*PAGE EXTRACT*
The aim of the Matrix Population Models Workflow is to provide a connected environment for construct a stage matrix and analyse it. The workflow accepts input data in a .txt format. The output is provided as a set of R results and graphic plots. Currently, the workflow is composed of seven distinct parts and/or analyses (Fig 1a and B):

 

1. Construction of a stage matrix model from demographic monitoring of individuals in an animal or plant population with not density dependence. This section of the workflow create a stage matrix based on two years census data that contains transitions probabilities from each stage to the next, of tagged or mapped individuals of an animal or plant population. The resulting stage matrix is then used to perform the other components of the workflow: the Eigen analyses, age specific survival, generation time (T), net reproductive rate (Ro) and transient dynamics.

*RECORDED INFORMATION*
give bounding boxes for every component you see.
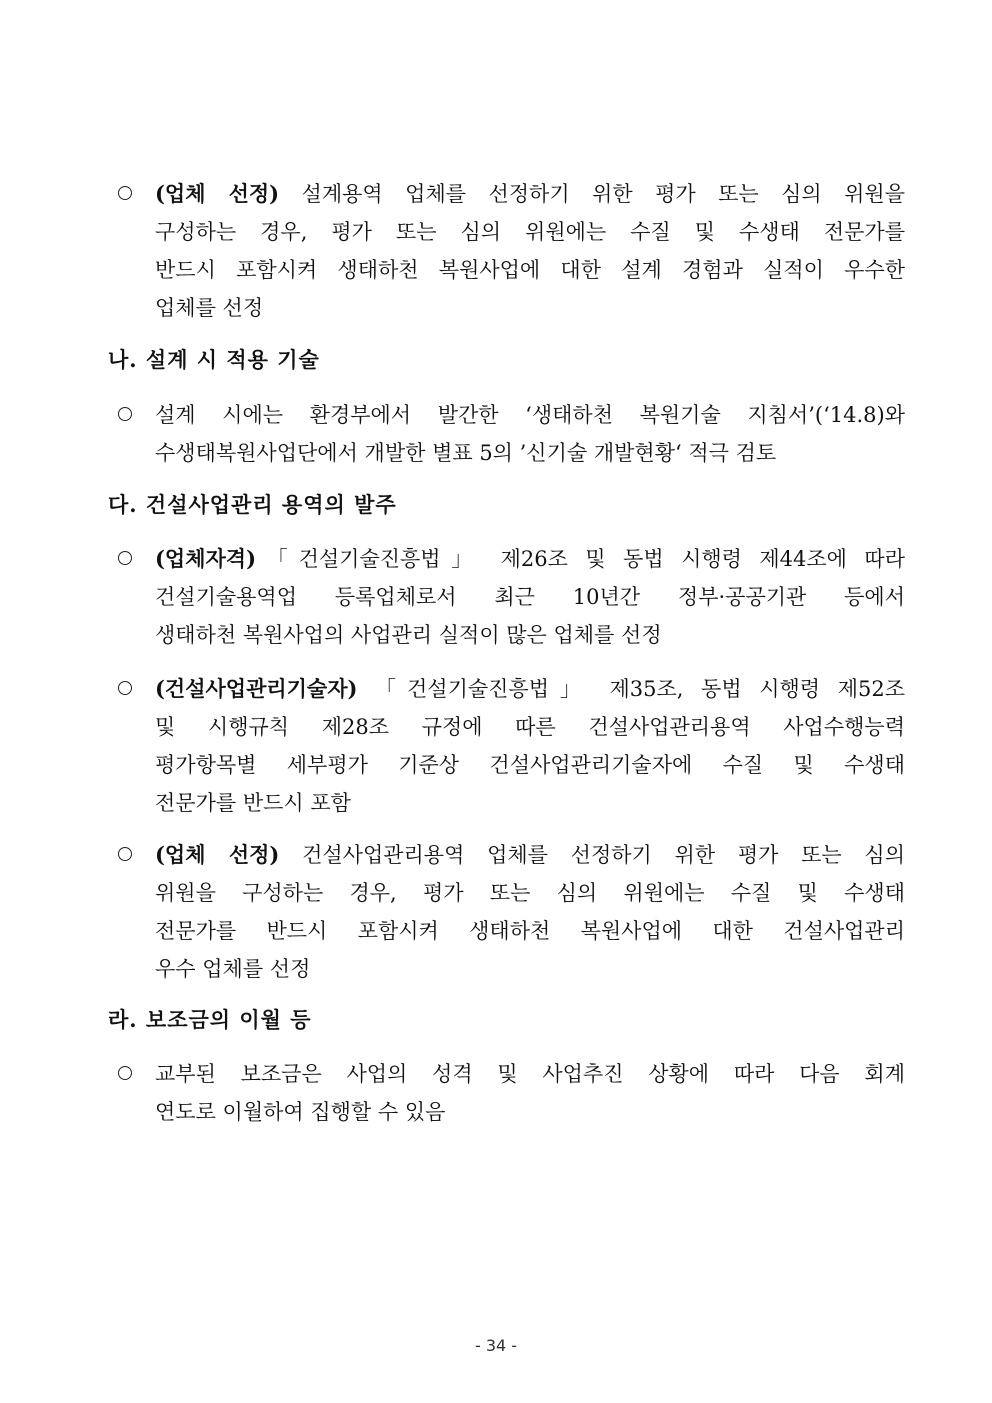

*WRITTEN REQUEST 1*
According to the workflow description, how many distinct parts and/or analyses currently make up the Matrix Population Models Workflow?
*WRITTEN REQUEST 2*
Reproduce the workflow description from "1. Construction of" up to and including "and transient dynamics.".
*WRITTEN REQUEST 3*
Go on with the description of the Matrix Population Models Workflow, starting after its last sentence.

*EXERCISE ANSWER 1*
Seven distinct parts and/or analyses.

*EXERCISE ANSWER 2*
1. Construction of a stage matrix model from demographic monitoring of individuals in an animal or plant population with not density dependence. This section of the workflow create a stage matrix based on two years census data that contains transitions probabilities from each stage to the next, of tagged or mapped individuals of an animal or plant population. The resulting stage matrix is then used to perform the other components of the workflow: the Eigen analyses, age specific survival, generation time (T), net reproductive rate (Ro) and transient dynamics.

*EXERCISE ANSWER 3*
2. Eigen analysis of a stage matrix model. This component of the workflow performs the

Eigen analysis. This analysis results are a set of demographic statistics:

a) Lambda or dominant eigenvalue (λ).

b) The stable stage distribution.

c) The sensitivity matrix

d) The Elasticity matrix.

e) Reproductive value.

f) The damping ratio.

 

3. Age specific survival. This component of the workflow calculates the age-specific survival: that includes the mean, variance and coefficient of variation (cv) of the time spent in each stage class and the mean and variance of the time to death.

a) Fundamental matrix (N): is the mean of the time spent in each stage class.

b) Variance (var): is the variance in the amount of time spent in each stage class.

c) Coefficient of variation (cv): is the coefficient of variation of the time spent in each

class (sd/mean- the ratio of the standard deviation to the mean).

d) Meaneta: is the mean of time to death, of life expectancy of each stage.

e) Vareta: is the variance of time to death.

 

4. Generation time (T): This component of the workflow calculates the generation time. The time T required for the population to increase by a factor of Ro (net reproductive rate). In other words, T calculates how much time takes to a plant/animal to replace itself by a factor of Ro.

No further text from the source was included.